**The exercise**: Collect every line below that contains the word "image".
+++
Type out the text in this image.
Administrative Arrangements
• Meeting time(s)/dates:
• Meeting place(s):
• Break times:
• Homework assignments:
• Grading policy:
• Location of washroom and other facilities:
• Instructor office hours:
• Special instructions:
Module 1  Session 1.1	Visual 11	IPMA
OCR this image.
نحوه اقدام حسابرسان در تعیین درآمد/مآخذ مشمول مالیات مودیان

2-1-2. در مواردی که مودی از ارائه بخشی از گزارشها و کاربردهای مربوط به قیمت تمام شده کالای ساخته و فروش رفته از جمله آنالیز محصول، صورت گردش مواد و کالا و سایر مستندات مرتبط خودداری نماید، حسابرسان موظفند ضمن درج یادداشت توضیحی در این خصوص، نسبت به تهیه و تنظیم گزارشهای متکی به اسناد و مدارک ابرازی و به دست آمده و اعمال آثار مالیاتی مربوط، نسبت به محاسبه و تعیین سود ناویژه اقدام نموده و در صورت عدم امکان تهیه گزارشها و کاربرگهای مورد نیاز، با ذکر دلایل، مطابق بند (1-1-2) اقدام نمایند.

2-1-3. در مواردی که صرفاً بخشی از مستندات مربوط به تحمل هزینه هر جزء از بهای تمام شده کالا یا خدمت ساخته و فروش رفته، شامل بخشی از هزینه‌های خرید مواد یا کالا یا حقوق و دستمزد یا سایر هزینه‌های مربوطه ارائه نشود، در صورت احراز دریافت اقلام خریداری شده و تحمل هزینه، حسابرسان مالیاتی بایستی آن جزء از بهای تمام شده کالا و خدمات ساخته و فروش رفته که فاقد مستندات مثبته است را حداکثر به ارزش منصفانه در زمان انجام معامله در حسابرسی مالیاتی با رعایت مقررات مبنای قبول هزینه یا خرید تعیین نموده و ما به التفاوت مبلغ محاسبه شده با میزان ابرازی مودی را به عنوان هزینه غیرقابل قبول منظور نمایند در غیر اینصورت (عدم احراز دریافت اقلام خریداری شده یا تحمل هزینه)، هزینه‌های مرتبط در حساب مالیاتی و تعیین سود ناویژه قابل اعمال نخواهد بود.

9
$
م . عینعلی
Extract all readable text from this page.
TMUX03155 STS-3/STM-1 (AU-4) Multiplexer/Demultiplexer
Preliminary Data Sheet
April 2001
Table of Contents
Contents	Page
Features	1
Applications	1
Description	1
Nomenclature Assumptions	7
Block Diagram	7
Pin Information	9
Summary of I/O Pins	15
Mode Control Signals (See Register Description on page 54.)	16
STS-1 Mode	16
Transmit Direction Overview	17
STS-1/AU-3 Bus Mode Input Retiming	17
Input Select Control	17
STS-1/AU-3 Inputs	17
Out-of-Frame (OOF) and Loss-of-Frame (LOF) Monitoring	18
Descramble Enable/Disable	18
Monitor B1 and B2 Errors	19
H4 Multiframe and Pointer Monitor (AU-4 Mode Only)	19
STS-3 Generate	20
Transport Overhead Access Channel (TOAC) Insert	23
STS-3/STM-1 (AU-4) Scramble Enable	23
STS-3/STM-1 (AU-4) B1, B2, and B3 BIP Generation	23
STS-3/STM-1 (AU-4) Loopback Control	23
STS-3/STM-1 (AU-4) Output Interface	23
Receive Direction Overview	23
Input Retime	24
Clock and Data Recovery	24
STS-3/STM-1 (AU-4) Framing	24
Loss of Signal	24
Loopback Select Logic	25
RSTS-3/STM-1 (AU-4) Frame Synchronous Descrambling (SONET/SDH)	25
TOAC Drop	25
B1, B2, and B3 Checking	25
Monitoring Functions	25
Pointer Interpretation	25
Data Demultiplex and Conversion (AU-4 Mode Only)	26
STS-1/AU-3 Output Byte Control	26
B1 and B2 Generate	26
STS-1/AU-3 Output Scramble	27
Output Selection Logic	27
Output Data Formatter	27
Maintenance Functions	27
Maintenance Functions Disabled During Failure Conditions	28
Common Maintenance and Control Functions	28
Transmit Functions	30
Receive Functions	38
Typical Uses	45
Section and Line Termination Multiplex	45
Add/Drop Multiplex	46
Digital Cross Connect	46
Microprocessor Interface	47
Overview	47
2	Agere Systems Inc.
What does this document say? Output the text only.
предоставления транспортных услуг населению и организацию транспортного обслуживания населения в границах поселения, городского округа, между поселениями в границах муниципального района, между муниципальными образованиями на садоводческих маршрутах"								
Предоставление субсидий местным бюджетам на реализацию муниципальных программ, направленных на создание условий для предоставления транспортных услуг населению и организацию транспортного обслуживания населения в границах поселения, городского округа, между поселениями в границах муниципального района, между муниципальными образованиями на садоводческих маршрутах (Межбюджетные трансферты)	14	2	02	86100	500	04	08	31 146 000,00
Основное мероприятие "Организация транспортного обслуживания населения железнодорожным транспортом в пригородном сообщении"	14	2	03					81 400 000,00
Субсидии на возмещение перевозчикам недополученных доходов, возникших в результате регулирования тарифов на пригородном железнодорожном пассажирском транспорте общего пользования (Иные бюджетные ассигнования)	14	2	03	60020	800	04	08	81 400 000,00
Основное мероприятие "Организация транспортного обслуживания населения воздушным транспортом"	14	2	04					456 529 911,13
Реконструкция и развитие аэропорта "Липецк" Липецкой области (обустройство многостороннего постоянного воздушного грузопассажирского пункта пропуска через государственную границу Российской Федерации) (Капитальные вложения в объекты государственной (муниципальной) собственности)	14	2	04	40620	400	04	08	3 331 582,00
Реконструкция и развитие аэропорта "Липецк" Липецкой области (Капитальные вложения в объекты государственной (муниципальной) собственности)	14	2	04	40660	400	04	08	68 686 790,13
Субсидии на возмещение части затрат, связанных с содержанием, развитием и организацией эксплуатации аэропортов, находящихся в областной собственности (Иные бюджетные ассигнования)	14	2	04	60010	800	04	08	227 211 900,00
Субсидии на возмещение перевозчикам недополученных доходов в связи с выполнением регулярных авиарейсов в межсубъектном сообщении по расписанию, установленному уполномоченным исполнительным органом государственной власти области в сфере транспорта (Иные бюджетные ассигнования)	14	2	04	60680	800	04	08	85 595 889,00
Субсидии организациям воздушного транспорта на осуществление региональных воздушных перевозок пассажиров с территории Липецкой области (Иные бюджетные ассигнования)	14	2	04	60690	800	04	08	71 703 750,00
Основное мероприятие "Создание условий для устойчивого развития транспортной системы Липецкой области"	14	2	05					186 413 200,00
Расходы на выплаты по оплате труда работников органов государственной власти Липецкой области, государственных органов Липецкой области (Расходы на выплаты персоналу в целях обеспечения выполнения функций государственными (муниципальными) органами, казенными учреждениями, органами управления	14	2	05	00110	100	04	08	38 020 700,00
+++
**Written response**:
Type out the text in this image.
OCR this image.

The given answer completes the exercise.